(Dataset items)
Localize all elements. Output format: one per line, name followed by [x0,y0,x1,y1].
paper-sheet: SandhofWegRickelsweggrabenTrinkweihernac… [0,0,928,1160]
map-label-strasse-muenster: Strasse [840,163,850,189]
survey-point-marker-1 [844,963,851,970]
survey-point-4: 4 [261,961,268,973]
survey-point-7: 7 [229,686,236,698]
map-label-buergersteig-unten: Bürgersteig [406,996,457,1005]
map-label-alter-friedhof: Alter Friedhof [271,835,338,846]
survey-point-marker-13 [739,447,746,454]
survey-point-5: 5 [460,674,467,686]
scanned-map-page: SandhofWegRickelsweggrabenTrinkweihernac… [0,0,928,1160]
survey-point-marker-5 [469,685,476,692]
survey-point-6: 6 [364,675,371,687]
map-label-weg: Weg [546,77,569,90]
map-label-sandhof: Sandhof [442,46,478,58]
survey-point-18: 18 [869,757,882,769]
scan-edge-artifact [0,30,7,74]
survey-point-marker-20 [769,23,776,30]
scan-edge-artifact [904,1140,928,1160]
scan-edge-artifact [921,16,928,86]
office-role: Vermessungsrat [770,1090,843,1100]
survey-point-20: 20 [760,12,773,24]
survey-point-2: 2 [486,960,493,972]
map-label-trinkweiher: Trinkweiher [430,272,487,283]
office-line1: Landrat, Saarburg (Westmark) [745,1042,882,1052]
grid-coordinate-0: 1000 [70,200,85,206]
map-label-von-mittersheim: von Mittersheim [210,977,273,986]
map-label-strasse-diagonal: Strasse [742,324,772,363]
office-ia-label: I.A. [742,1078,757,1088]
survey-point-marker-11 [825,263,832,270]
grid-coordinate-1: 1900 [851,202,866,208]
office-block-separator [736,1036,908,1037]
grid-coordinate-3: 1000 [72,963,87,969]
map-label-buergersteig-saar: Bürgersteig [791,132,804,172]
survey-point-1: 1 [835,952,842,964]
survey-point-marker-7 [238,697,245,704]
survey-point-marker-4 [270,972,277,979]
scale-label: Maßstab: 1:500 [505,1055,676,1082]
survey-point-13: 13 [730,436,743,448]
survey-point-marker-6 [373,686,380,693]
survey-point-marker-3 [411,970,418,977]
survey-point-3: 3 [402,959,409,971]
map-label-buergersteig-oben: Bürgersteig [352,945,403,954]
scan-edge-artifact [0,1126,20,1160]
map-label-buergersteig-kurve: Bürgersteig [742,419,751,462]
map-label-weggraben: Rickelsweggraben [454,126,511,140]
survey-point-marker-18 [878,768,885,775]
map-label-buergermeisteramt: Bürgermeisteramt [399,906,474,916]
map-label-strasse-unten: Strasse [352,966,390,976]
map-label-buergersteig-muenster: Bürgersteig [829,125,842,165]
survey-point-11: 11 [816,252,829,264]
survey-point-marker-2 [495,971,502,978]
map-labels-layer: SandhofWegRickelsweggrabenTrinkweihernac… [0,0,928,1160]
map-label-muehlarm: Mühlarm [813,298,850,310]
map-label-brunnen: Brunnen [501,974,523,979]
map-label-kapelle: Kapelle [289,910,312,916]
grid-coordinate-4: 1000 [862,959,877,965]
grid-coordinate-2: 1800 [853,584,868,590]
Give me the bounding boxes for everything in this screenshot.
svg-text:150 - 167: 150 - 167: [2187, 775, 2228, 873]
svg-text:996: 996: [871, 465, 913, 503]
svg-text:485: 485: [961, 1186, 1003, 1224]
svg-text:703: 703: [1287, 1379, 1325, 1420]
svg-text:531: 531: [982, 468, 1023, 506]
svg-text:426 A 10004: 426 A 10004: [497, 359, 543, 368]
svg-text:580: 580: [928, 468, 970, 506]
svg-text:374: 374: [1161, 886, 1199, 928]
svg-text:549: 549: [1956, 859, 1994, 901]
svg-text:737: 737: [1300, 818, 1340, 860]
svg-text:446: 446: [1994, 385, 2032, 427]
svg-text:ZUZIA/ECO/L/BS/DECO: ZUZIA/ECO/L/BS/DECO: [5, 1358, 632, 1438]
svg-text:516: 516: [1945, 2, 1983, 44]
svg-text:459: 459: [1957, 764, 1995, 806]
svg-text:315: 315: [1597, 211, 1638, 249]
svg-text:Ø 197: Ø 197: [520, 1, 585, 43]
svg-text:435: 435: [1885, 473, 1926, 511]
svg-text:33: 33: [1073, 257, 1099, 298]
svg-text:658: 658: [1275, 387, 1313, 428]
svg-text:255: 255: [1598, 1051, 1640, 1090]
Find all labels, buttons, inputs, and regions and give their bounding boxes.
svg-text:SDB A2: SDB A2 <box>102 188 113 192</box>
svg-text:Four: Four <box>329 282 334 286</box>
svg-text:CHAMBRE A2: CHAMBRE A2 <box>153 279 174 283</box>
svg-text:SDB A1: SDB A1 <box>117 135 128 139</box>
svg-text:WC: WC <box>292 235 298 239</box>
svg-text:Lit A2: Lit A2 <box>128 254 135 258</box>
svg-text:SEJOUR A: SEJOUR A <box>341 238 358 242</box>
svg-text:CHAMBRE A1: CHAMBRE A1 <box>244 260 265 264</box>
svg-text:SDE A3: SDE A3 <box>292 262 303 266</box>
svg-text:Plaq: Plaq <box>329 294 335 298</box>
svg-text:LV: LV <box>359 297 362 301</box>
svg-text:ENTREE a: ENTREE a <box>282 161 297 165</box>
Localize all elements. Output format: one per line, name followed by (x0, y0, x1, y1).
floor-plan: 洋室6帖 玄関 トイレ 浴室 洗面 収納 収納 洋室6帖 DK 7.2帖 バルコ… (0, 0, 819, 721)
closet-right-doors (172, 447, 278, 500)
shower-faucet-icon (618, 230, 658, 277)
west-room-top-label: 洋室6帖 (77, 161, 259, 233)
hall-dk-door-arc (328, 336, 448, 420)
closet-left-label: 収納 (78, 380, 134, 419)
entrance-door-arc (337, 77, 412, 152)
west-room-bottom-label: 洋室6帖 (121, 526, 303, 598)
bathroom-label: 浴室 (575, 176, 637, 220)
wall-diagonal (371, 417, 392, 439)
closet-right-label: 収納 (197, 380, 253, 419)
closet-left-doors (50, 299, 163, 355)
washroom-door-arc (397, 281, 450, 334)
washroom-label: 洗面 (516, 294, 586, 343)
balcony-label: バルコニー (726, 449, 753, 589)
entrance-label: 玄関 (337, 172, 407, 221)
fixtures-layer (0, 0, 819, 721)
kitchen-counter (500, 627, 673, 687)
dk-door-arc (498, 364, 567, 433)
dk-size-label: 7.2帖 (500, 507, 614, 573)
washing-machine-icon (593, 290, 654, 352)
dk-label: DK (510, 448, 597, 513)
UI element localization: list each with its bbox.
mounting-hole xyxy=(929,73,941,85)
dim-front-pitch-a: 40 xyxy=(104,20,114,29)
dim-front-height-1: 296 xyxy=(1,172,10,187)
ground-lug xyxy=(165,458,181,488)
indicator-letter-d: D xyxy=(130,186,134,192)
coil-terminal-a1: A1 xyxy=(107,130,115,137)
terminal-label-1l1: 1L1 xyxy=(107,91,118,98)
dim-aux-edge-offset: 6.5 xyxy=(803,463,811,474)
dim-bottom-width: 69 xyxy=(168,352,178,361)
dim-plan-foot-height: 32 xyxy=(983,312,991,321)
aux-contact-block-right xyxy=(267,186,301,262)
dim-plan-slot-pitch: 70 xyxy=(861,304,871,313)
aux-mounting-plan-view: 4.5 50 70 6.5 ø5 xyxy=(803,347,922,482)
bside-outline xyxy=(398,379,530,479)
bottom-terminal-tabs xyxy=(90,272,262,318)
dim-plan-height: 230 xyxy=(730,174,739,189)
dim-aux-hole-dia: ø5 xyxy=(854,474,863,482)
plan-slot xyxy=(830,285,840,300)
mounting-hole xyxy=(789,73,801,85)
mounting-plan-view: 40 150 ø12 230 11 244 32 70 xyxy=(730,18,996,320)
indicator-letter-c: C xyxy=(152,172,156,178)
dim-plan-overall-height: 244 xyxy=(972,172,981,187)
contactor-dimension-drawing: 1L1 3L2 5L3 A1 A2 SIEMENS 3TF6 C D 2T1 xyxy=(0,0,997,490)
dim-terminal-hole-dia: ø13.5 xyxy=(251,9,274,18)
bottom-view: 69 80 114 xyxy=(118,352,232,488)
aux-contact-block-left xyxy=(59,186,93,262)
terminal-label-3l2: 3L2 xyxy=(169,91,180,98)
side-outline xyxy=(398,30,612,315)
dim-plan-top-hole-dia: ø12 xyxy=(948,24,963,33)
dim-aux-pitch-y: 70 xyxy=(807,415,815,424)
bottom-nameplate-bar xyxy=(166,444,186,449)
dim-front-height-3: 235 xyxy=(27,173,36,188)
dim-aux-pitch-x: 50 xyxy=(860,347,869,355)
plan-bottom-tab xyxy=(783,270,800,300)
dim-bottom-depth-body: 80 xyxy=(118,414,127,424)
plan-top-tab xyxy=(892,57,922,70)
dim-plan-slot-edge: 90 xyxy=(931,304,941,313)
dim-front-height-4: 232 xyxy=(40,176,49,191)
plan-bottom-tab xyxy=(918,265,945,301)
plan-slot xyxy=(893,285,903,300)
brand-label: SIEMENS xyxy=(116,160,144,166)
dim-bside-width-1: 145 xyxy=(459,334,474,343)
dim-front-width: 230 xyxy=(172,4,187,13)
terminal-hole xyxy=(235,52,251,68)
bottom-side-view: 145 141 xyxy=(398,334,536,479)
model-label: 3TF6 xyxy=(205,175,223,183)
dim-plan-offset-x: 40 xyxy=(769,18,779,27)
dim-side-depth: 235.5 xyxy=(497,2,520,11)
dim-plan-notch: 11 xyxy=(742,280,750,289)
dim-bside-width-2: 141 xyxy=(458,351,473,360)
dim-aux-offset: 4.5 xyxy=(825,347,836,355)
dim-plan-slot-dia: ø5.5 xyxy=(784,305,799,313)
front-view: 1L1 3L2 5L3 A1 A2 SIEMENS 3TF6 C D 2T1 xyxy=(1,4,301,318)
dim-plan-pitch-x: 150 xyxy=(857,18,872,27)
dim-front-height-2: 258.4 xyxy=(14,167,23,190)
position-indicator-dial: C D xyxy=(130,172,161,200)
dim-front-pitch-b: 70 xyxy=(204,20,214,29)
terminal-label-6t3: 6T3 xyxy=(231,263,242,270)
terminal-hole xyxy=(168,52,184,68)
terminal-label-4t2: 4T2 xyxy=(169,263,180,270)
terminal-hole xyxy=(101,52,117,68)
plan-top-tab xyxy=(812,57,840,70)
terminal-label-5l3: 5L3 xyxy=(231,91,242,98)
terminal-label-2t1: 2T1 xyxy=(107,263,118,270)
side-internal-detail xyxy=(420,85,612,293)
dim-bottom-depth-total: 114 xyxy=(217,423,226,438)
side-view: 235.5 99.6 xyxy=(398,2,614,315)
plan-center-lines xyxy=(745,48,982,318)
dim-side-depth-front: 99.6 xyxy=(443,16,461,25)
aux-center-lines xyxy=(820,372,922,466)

(Task requirements)
Convert the entries starting at the first line and ending at the line containing "map-label-buergersteig-unten: Bürgersteig [406,996,457,1005]" into a JSON list of strings, one string per line, omitting any blank lines.

(Answer)
[
  "Localize all elements. Output format: one per line, name followed by [x0,y0,x1,y1].",
  "paper-sheet: SandhofWegRickelsweggrabenTrinkweihernac… [0,0,928,1160]",
  "map-label-strasse-muenster: Strasse [840,163,850,189]",
  "survey-point-marker-1 [844,963,851,970]",
  "survey-point-4: 4 [261,961,268,973]",
  "survey-point-7: 7 [229,686,236,698]",
  "map-label-buergersteig-unten: Bürgersteig [406,996,457,1005]"
]